— Start SUPPLIED DATA —

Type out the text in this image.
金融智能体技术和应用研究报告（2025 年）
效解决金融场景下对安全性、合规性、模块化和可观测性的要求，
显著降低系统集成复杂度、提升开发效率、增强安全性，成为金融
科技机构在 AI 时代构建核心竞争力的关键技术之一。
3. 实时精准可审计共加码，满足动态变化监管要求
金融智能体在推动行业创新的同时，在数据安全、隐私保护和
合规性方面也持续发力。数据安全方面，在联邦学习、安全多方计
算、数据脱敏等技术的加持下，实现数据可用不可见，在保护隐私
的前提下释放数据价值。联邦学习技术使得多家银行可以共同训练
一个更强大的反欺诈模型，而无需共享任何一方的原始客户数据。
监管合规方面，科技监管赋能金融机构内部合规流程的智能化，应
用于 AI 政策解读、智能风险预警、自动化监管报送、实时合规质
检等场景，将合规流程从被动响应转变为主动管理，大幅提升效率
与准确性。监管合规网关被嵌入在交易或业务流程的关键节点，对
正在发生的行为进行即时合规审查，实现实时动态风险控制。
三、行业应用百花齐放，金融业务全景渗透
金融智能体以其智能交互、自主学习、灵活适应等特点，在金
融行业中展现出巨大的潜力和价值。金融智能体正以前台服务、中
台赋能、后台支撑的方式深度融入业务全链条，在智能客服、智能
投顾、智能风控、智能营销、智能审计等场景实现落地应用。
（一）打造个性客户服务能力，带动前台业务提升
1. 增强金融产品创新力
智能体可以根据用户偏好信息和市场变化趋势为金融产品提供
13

— End SUPPLIED DATA —

Return the full listing, character for character.

◆ **TASK SOLUTION**
Type out the text in this image.
金融智能体技术和应用研究报告（2025 年）
效解决金融场景下对安全性、合规性、模块化和可观测性的要求，
显著降低系统集成复杂度、提升开发效率、增强安全性，成为金融
科技机构在 AI 时代构建核心竞争力的关键技术之一。
3. 实时精准可审计共加码，满足动态变化监管要求
金融智能体在推动行业创新的同时，在数据安全、隐私保护和
合规性方面也持续发力。数据安全方面，在联邦学习、安全多方计
算、数据脱敏等技术的加持下，实现数据可用不可见，在保护隐私
的前提下释放数据价值。联邦学习技术使得多家银行可以共同训练
一个更强大的反欺诈模型，而无需共享任何一方的原始客户数据。
监管合规方面，科技监管赋能金融机构内部合规流程的智能化，应
用于 AI 政策解读、智能风险预警、自动化监管报送、实时合规质
检等场景，将合规流程从被动响应转变为主动管理，大幅提升效率
与准确性。监管合规网关被嵌入在交易或业务流程的关键节点，对
正在发生的行为进行即时合规审查，实现实时动态风险控制。
三、行业应用百花齐放，金融业务全景渗透
金融智能体以其智能交互、自主学习、灵活适应等特点，在金
融行业中展现出巨大的潜力和价值。金融智能体正以前台服务、中
台赋能、后台支撑的方式深度融入业务全链条，在智能客服、智能
投顾、智能风控、智能营销、智能审计等场景实现落地应用。
（一）打造个性客户服务能力，带动前台业务提升
1. 增强金融产品创新力
智能体可以根据用户偏好信息和市场变化趋势为金融产品提供
13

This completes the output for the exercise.